┌──
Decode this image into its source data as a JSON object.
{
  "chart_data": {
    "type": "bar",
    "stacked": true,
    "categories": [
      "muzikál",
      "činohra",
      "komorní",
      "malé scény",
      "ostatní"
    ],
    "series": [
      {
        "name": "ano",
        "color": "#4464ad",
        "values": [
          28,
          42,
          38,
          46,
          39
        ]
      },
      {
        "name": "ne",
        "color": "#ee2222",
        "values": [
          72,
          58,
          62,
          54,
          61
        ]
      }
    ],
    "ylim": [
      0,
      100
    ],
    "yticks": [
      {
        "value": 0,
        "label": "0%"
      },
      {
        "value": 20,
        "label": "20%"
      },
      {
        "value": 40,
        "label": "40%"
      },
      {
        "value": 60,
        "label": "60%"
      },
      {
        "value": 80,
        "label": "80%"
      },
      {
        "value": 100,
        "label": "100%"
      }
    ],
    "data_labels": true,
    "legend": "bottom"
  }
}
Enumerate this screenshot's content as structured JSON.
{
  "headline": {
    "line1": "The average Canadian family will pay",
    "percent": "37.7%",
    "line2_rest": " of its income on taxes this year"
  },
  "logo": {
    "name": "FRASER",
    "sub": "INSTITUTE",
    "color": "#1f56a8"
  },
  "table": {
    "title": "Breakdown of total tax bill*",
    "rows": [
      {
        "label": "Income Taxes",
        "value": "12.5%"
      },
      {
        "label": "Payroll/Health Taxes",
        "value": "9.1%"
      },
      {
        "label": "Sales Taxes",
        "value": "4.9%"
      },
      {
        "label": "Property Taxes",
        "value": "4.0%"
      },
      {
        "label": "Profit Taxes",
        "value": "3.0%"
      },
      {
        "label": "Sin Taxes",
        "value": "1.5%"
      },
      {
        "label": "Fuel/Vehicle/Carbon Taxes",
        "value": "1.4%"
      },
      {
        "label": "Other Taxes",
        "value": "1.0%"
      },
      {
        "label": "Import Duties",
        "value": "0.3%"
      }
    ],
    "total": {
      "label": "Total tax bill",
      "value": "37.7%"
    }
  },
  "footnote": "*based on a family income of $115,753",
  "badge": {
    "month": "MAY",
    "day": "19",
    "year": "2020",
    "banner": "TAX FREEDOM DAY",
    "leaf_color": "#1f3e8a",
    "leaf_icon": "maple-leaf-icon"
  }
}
└──
§ Directions
Go through the listing above line by line and say how many lines hold the word "this". Reply with that number only.

§ Right answer
3